▶ **WRITTEN INSTRUCTION**
Copy whichever lines contain the string "subtitle".

▶ **MATERIAL SHOWN**
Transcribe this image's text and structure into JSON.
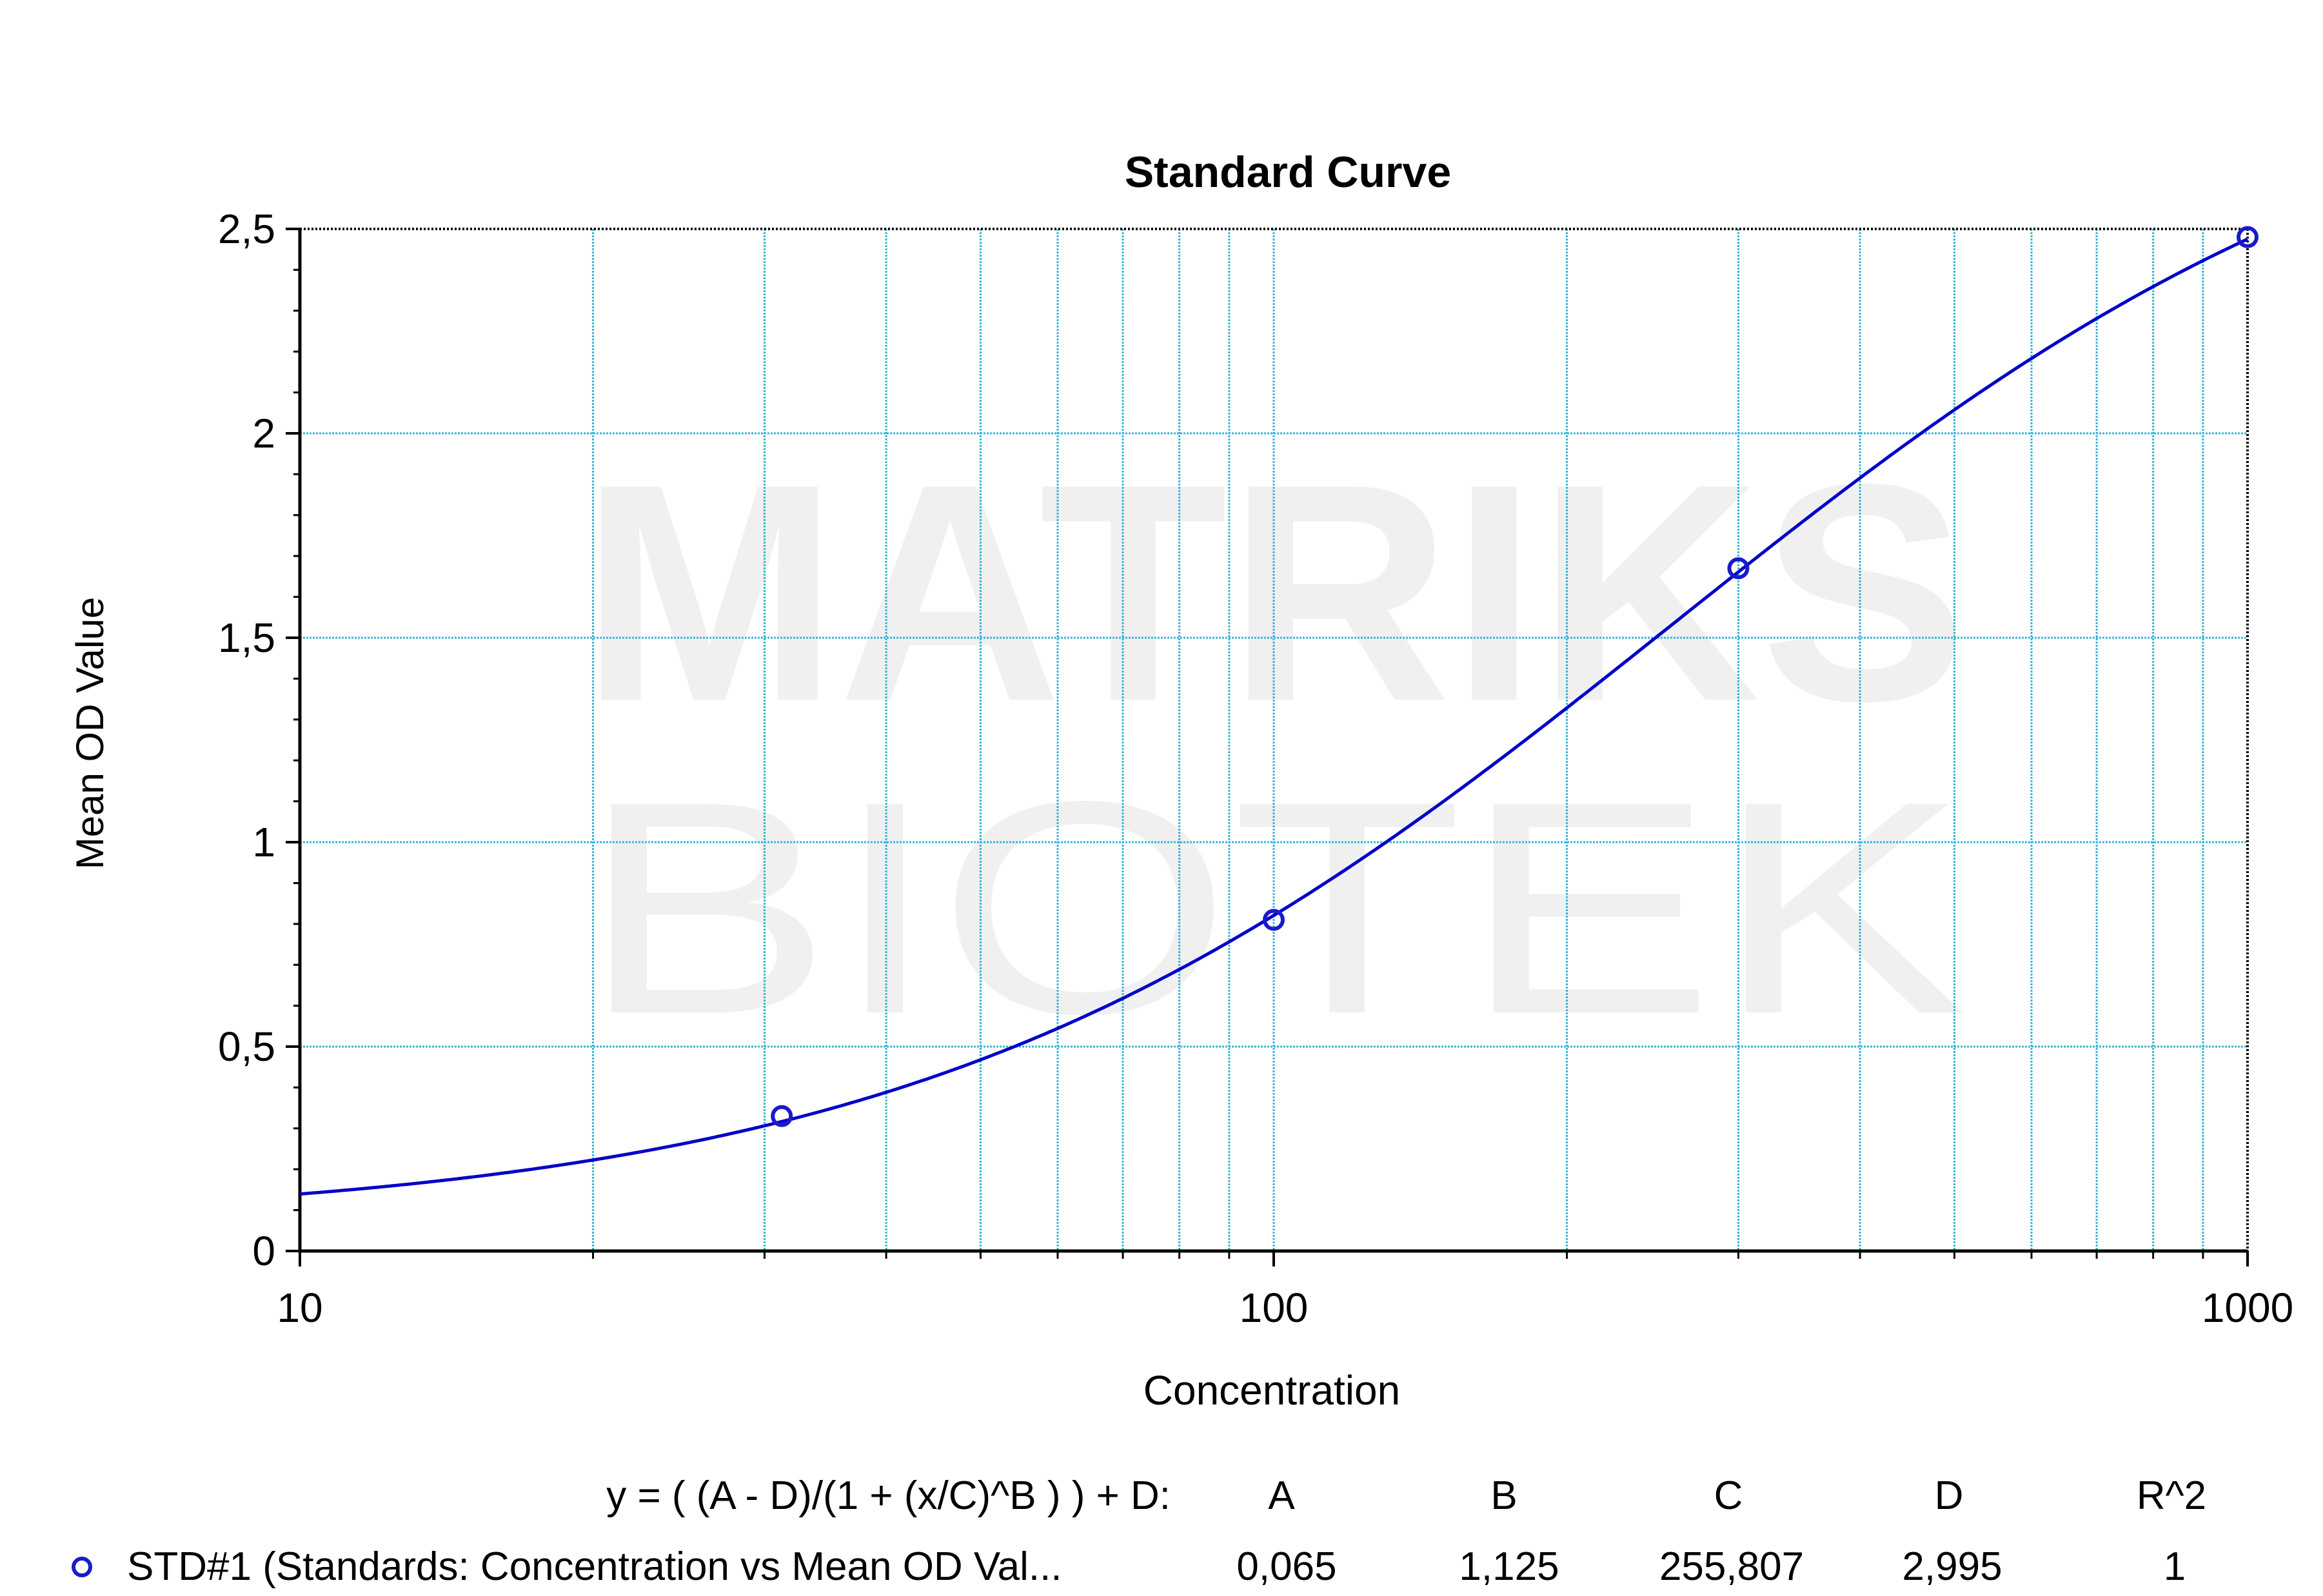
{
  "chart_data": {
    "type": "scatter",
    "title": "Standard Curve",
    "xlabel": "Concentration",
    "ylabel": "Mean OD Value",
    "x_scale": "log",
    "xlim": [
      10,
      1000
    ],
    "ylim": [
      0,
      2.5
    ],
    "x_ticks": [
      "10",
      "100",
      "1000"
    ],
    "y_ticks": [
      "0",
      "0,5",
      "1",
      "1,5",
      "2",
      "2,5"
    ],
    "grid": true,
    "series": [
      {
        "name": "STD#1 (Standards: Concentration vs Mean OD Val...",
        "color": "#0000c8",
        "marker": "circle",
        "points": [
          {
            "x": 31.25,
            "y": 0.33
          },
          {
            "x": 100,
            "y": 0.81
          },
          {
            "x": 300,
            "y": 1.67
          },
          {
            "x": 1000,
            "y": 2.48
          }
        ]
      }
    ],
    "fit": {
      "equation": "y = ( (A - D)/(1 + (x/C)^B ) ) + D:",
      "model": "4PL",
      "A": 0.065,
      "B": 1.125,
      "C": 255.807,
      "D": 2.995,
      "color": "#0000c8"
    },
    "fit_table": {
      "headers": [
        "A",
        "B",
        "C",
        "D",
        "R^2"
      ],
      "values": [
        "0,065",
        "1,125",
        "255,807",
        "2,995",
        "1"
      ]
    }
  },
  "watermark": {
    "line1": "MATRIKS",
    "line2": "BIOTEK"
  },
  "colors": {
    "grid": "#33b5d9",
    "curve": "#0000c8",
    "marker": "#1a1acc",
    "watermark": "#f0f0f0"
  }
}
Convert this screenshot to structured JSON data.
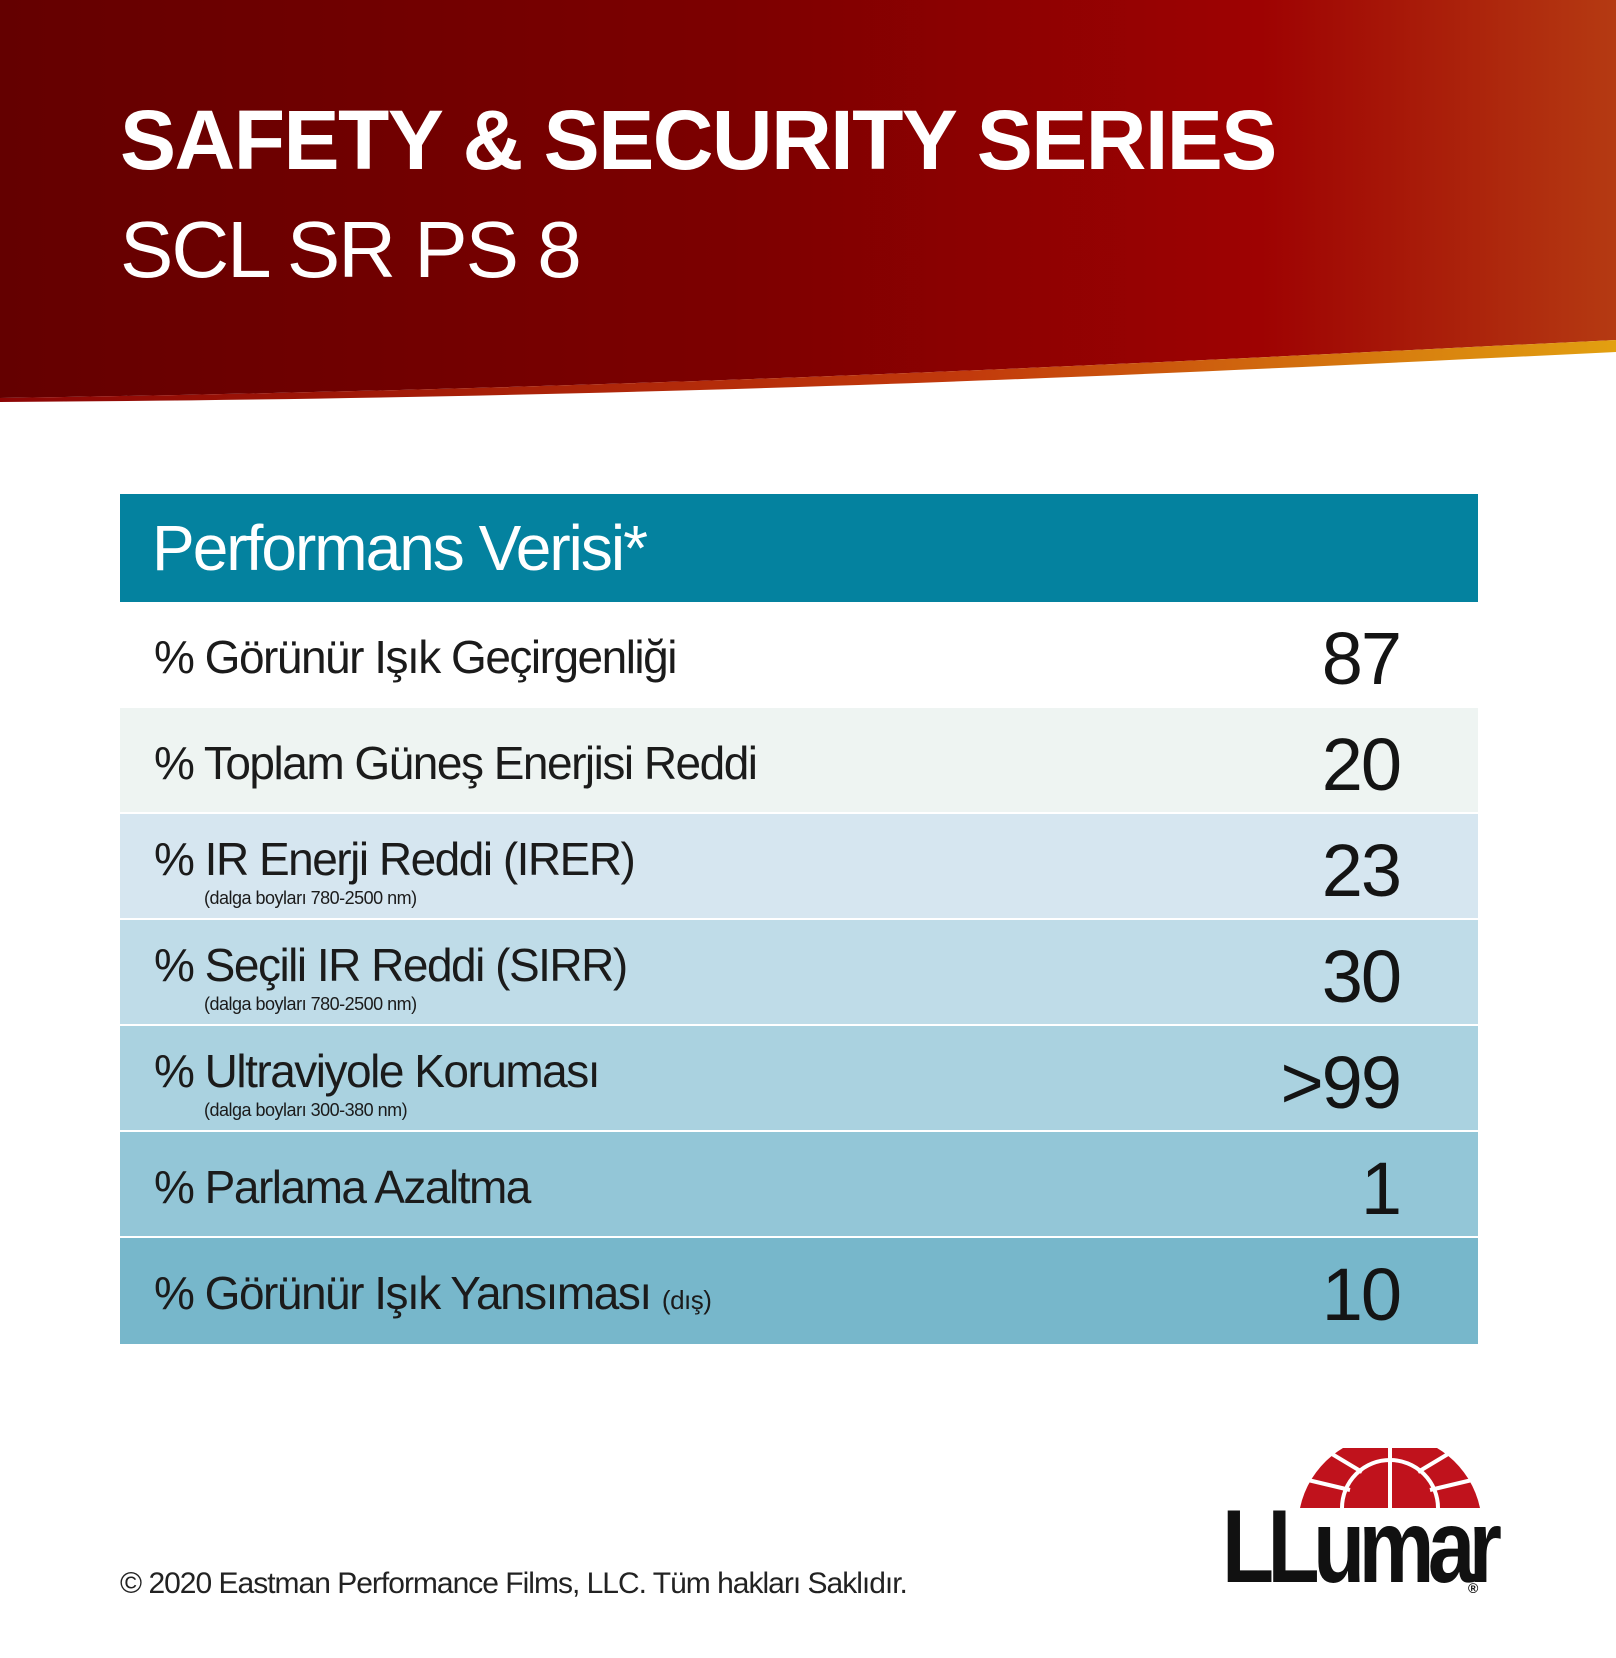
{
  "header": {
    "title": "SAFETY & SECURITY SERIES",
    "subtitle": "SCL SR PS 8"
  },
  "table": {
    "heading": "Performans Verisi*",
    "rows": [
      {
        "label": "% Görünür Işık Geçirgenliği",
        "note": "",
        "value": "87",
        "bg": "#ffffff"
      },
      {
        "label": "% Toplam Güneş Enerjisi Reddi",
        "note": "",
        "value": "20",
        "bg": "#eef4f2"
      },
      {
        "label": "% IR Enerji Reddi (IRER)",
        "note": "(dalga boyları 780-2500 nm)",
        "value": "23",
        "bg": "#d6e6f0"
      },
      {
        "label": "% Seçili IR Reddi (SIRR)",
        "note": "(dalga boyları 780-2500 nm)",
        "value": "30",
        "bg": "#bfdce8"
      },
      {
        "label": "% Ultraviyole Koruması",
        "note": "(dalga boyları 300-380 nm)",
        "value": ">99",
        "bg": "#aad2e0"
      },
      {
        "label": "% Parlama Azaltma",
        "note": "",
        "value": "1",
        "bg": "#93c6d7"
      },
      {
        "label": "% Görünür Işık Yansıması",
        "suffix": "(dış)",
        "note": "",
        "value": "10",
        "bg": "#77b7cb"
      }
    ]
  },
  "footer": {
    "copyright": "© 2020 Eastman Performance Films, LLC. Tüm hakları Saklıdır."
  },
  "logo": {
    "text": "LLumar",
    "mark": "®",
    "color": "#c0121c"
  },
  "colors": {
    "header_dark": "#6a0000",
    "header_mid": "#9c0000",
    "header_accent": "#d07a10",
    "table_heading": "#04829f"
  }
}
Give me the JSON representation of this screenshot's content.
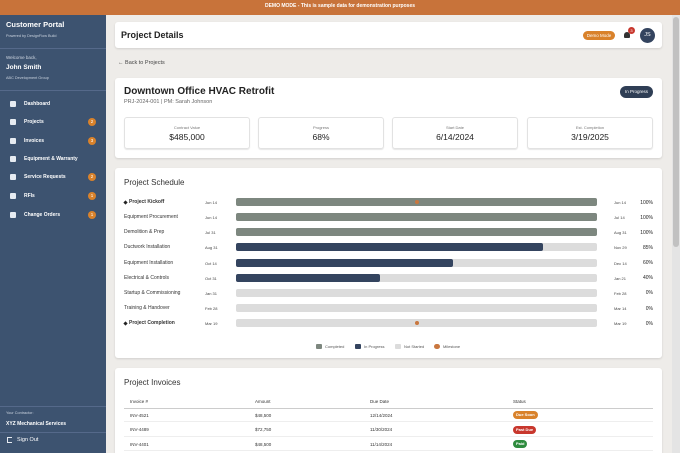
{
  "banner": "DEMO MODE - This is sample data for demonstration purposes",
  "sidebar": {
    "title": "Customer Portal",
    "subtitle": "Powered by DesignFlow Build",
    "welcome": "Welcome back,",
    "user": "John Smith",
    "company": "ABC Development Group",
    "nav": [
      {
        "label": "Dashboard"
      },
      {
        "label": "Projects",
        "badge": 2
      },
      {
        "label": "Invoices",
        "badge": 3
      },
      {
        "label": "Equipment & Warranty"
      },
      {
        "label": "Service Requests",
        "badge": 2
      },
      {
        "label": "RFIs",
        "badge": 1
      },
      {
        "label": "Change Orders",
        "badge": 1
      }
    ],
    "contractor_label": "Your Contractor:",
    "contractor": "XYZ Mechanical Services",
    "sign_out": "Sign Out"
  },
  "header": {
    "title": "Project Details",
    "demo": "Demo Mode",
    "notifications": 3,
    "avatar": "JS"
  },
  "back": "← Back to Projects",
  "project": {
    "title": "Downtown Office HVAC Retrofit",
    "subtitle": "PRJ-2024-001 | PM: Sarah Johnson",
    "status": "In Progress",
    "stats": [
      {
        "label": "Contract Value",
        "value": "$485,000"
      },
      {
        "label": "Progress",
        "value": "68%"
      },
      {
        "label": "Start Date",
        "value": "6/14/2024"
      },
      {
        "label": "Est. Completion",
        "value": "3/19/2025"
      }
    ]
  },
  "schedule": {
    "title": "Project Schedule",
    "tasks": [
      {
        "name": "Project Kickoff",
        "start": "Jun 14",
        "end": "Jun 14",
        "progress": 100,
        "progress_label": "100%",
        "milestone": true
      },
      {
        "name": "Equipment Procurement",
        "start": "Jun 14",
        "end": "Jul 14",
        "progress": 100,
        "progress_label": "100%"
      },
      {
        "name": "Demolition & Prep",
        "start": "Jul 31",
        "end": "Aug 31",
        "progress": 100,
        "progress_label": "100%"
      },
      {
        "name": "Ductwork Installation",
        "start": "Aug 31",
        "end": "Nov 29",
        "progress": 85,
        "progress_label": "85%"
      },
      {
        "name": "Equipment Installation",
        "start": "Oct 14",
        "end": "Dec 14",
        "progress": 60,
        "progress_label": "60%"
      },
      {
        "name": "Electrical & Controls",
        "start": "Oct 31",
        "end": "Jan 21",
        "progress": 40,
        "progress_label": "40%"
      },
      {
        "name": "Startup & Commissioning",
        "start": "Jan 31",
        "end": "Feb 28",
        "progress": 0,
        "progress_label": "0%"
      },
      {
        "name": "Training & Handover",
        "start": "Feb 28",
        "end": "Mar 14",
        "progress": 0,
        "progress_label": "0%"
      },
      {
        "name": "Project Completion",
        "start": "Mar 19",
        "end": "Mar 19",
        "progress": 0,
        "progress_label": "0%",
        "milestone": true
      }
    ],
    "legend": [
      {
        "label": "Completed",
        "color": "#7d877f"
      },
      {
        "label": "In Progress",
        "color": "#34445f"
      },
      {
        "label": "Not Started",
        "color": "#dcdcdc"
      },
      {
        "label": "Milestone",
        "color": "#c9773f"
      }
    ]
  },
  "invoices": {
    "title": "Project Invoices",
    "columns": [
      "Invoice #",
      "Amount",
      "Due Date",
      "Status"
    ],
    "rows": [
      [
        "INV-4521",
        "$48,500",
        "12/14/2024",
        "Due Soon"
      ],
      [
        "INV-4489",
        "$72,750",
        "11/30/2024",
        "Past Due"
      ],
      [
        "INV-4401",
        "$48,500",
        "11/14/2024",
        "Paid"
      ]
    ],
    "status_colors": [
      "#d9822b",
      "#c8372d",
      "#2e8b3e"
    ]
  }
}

▶ **REPLY**
    "subtitle": "SCL SR PS 8"
    "subtitle": "Powered by DesignFlow Build",
    "subtitle": "PRJ-2024-001 | PM: Sarah Johnson",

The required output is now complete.